[START OF MATERIAL SHOWN]

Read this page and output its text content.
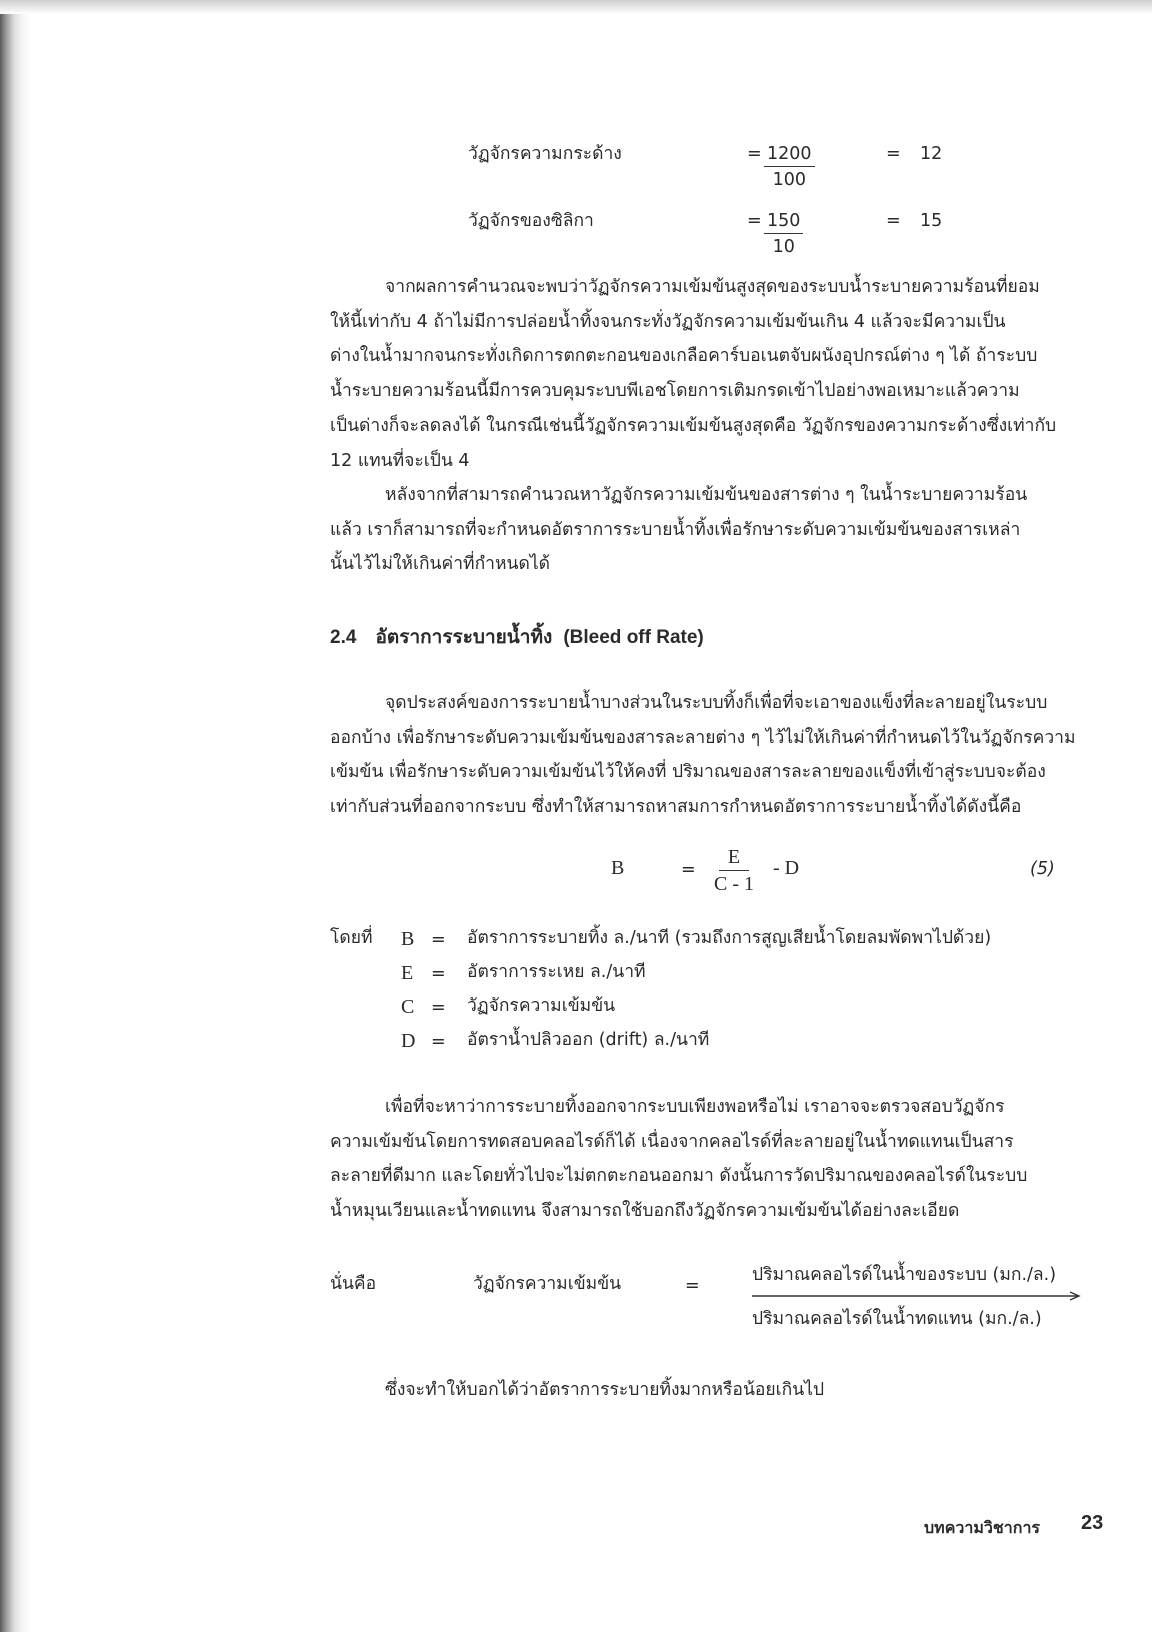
วัฏจักรความกระด้าง	= $\frac{1200}{100}$	= 12
วัฏจักรของซิลิกา	= $\frac{150}{10}$	= 15
จากผลการคำนวณจะพบว่าวัฏจักรความเข้มข้นสูงสุดของระบบน้ำระบายความร้อนที่ยอม
ให้นี้เท่ากับ 4 ถ้าไม่มีการปล่อยน้ำทิ้งจนกระทั่งวัฏจักรความเข้มข้นเกิน 4 แล้วจะมีความเป็น
ด่างในน้ำมากจนกระทั่งเกิดการตกตะกอนของเกลือคาร์บอเนตจับผนังอุปกรณ์ต่าง ๆ ได้ ถ้าระบบ
น้ำระบายความร้อนนี้มีการควบคุมระบบพีเอชโดยการเติมกรดเข้าไปอย่างพอเหมาะแล้วความ
เป็นด่างก็จะลดลงได้ ในกรณีเช่นนี้วัฏจักรความเข้มข้นสูงสุดคือ วัฏจักรของความกระด้างซึ่งเท่ากับ
12 แทนที่จะเป็น 4
หลังจากที่สามารถคำนวณหาวัฏจักรความเข้มข้นของสารต่าง ๆ ในน้ำระบายความร้อน
แล้ว เราก็สามารถที่จะกำหนดอัตราการระบายน้ำทิ้งเพื่อรักษาระดับความเข้มข้นของสารเหล่า
นั้นไว้ไม่ให้เกินค่าที่กำหนดได้
2.4 อัตราการระบายน้ำทิ้ง (Bleed off Rate)
จุดประสงค์ของการระบายน้ำบางส่วนในระบบทิ้งก็เพื่อที่จะเอาของแข็งที่ละลายอยู่ในระบบ
ออกบ้าง เพื่อรักษาระดับความเข้มข้นของสารละลายต่าง ๆ ไว้ไม่ให้เกินค่าที่กำหนดไว้ในวัฏจักรความ
เข้มข้น เพื่อรักษาระดับความเข้มข้นไว้ให้คงที่ ปริมาณของสารละลายของแข็งที่เข้าสู่ระบบจะต้อง
เท่ากับส่วนที่ออกจากระบบ ซึ่งทำให้สามารถหาสมการกำหนดอัตราการระบายน้ำทิ้งได้ดังนี้คือ
B	= $\frac{E}{C - 1}$ - D	(5)
โดยที่ B = อัตราการระบายทิ้ง ล./นาที (รวมถึงการสูญเสียน้ำโดยลมพัดพาไปด้วย)
E = อัตราการระเหย ล./นาที
C = วัฏจักรความเข้มข้น
D = อัตราน้ำปลิวออก (drift) ล./นาที
เพื่อที่จะหาว่าการระบายทิ้งออกจากระบบเพียงพอหรือไม่ เราอาจจะตรวจสอบวัฏจักร
ความเข้มข้นโดยการทดสอบคลอไรด์ก็ได้ เนื่องจากคลอไรด์ที่ละลายอยู่ในน้ำทดแทนเป็นสาร
ละลายที่ดีมาก และโดยทั่วไปจะไม่ตกตะกอนออกมา ดังนั้นการวัดปริมาณของคลอไรด์ในระบบ
น้ำหมุนเวียนและน้ำทดแทน จึงสามารถใช้บอกถึงวัฏจักรความเข้มข้นได้อย่างละเอียด
นั่นคือ	วัฏจักรความเข้มข้น	=
ปริมาณคลอไรด์ในน้ำของระบบ (มก./ล.)
ปริมาณคลอไรด์ในน้ำทดแทน (มก./ล.)
ซึ่งจะทำให้บอกได้ว่าอัตราการระบายทิ้งมากหรือน้อยเกินไป
บทความวิชาการ 23
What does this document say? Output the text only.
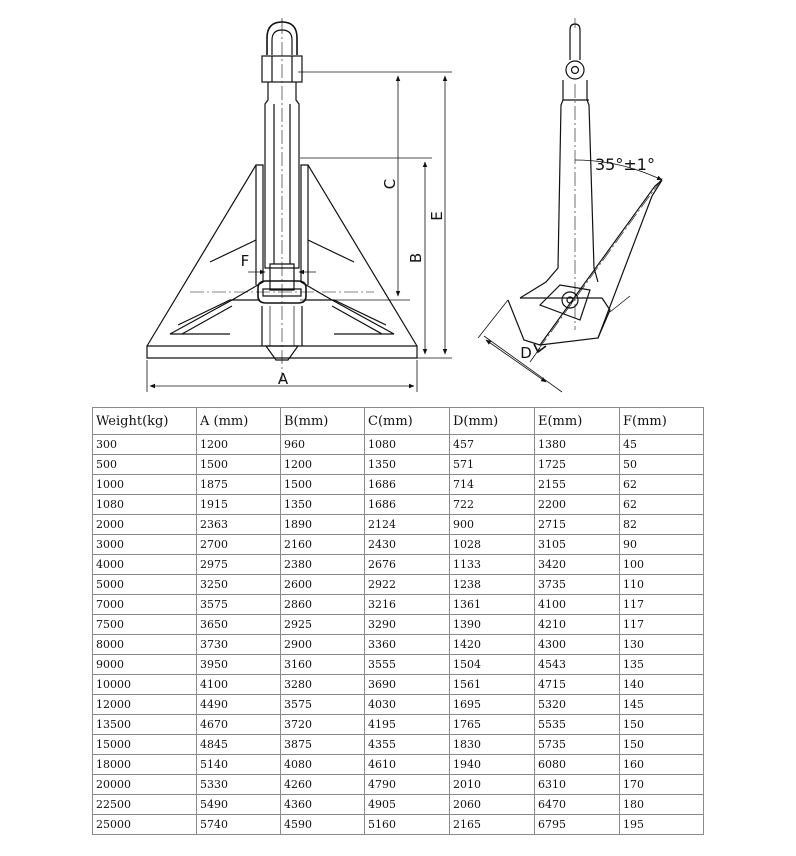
A
B
C
E
F
35°±1°
D
Weight(kg)	A (mm)	B(mm)	C(mm)	D(mm)	E(mm)	F(mm)
300	1200	960	1080	457	1380	45
500	1500	1200	1350	571	1725	50
1000	1875	1500	1686	714	2155	62
1080	1915	1350	1686	722	2200	62
2000	2363	1890	2124	900	2715	82
3000	2700	2160	2430	1028	3105	90
4000	2975	2380	2676	1133	3420	100
5000	3250	2600	2922	1238	3735	110
7000	3575	2860	3216	1361	4100	117
7500	3650	2925	3290	1390	4210	117
8000	3730	2900	3360	1420	4300	130
9000	3950	3160	3555	1504	4543	135
10000	4100	3280	3690	1561	4715	140
12000	4490	3575	4030	1695	5320	145
13500	4670	3720	4195	1765	5535	150
15000	4845	3875	4355	1830	5735	150
18000	5140	4080	4610	1940	6080	160
20000	5330	4260	4790	2010	6310	170
22500	5490	4360	4905	2060	6470	180
25000	5740	4590	5160	2165	6795	195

[END OF MATERIAL SHOWN]

» **WHAT IS EXPECTED**:
Quote the listing above in full, except for the pictures.

» **RESULT OF THE TASK**:
Read this page and output its text content.
วัฏจักรความกระด้าง	= $\frac{1200}{100}$	= 12
วัฏจักรของซิลิกา	= $\frac{150}{10}$	= 15
จากผลการคำนวณจะพบว่าวัฏจักรความเข้มข้นสูงสุดของระบบน้ำระบายความร้อนที่ยอม
ให้นี้เท่ากับ 4 ถ้าไม่มีการปล่อยน้ำทิ้งจนกระทั่งวัฏจักรความเข้มข้นเกิน 4 แล้วจะมีความเป็น
ด่างในน้ำมากจนกระทั่งเกิดการตกตะกอนของเกลือคาร์บอเนตจับผนังอุปกรณ์ต่าง ๆ ได้ ถ้าระบบ
น้ำระบายความร้อนนี้มีการควบคุมระบบพีเอชโดยการเติมกรดเข้าไปอย่างพอเหมาะแล้วความ
เป็นด่างก็จะลดลงได้ ในกรณีเช่นนี้วัฏจักรความเข้มข้นสูงสุดคือ วัฏจักรของความกระด้างซึ่งเท่ากับ
12 แทนที่จะเป็น 4
หลังจากที่สามารถคำนวณหาวัฏจักรความเข้มข้นของสารต่าง ๆ ในน้ำระบายความร้อน
แล้ว เราก็สามารถที่จะกำหนดอัตราการระบายน้ำทิ้งเพื่อรักษาระดับความเข้มข้นของสารเหล่า
นั้นไว้ไม่ให้เกินค่าที่กำหนดได้
2.4 อัตราการระบายน้ำทิ้ง (Bleed off Rate)
จุดประสงค์ของการระบายน้ำบางส่วนในระบบทิ้งก็เพื่อที่จะเอาของแข็งที่ละลายอยู่ในระบบ
ออกบ้าง เพื่อรักษาระดับความเข้มข้นของสารละลายต่าง ๆ ไว้ไม่ให้เกินค่าที่กำหนดไว้ในวัฏจักรความ
เข้มข้น เพื่อรักษาระดับความเข้มข้นไว้ให้คงที่ ปริมาณของสารละลายของแข็งที่เข้าสู่ระบบจะต้อง
เท่ากับส่วนที่ออกจากระบบ ซึ่งทำให้สามารถหาสมการกำหนดอัตราการระบายน้ำทิ้งได้ดังนี้คือ
B	= $\frac{E}{C - 1}$ - D	(5)
โดยที่ B = อัตราการระบายทิ้ง ล./นาที (รวมถึงการสูญเสียน้ำโดยลมพัดพาไปด้วย)
E = อัตราการระเหย ล./นาที
C = วัฏจักรความเข้มข้น
D = อัตราน้ำปลิวออก (drift) ล./นาที
เพื่อที่จะหาว่าการระบายทิ้งออกจากระบบเพียงพอหรือไม่ เราอาจจะตรวจสอบวัฏจักร
ความเข้มข้นโดยการทดสอบคลอไรด์ก็ได้ เนื่องจากคลอไรด์ที่ละลายอยู่ในน้ำทดแทนเป็นสาร
ละลายที่ดีมาก และโดยทั่วไปจะไม่ตกตะกอนออกมา ดังนั้นการวัดปริมาณของคลอไรด์ในระบบ
น้ำหมุนเวียนและน้ำทดแทน จึงสามารถใช้บอกถึงวัฏจักรความเข้มข้นได้อย่างละเอียด
นั่นคือ	วัฏจักรความเข้มข้น	=
ปริมาณคลอไรด์ในน้ำของระบบ (มก./ล.)
ปริมาณคลอไรด์ในน้ำทดแทน (มก./ล.)
ซึ่งจะทำให้บอกได้ว่าอัตราการระบายทิ้งมากหรือน้อยเกินไป
บทความวิชาการ 23
What does this document say? Output the text only.
A
B
C
E
F
35°±1°
D
Weight(kg)	A (mm)	B(mm)	C(mm)	D(mm)	E(mm)	F(mm)
300	1200	960	1080	457	1380	45
500	1500	1200	1350	571	1725	50
1000	1875	1500	1686	714	2155	62
1080	1915	1350	1686	722	2200	62
2000	2363	1890	2124	900	2715	82
3000	2700	2160	2430	1028	3105	90
4000	2975	2380	2676	1133	3420	100
5000	3250	2600	2922	1238	3735	110
7000	3575	2860	3216	1361	4100	117
7500	3650	2925	3290	1390	4210	117
8000	3730	2900	3360	1420	4300	130
9000	3950	3160	3555	1504	4543	135
10000	4100	3280	3690	1561	4715	140
12000	4490	3575	4030	1695	5320	145
13500	4670	3720	4195	1765	5535	150
15000	4845	3875	4355	1830	5735	150
18000	5140	4080	4610	1940	6080	160
20000	5330	4260	4790	2010	6310	170
22500	5490	4360	4905	2060	6470	180
25000	5740	4590	5160	2165	6795	195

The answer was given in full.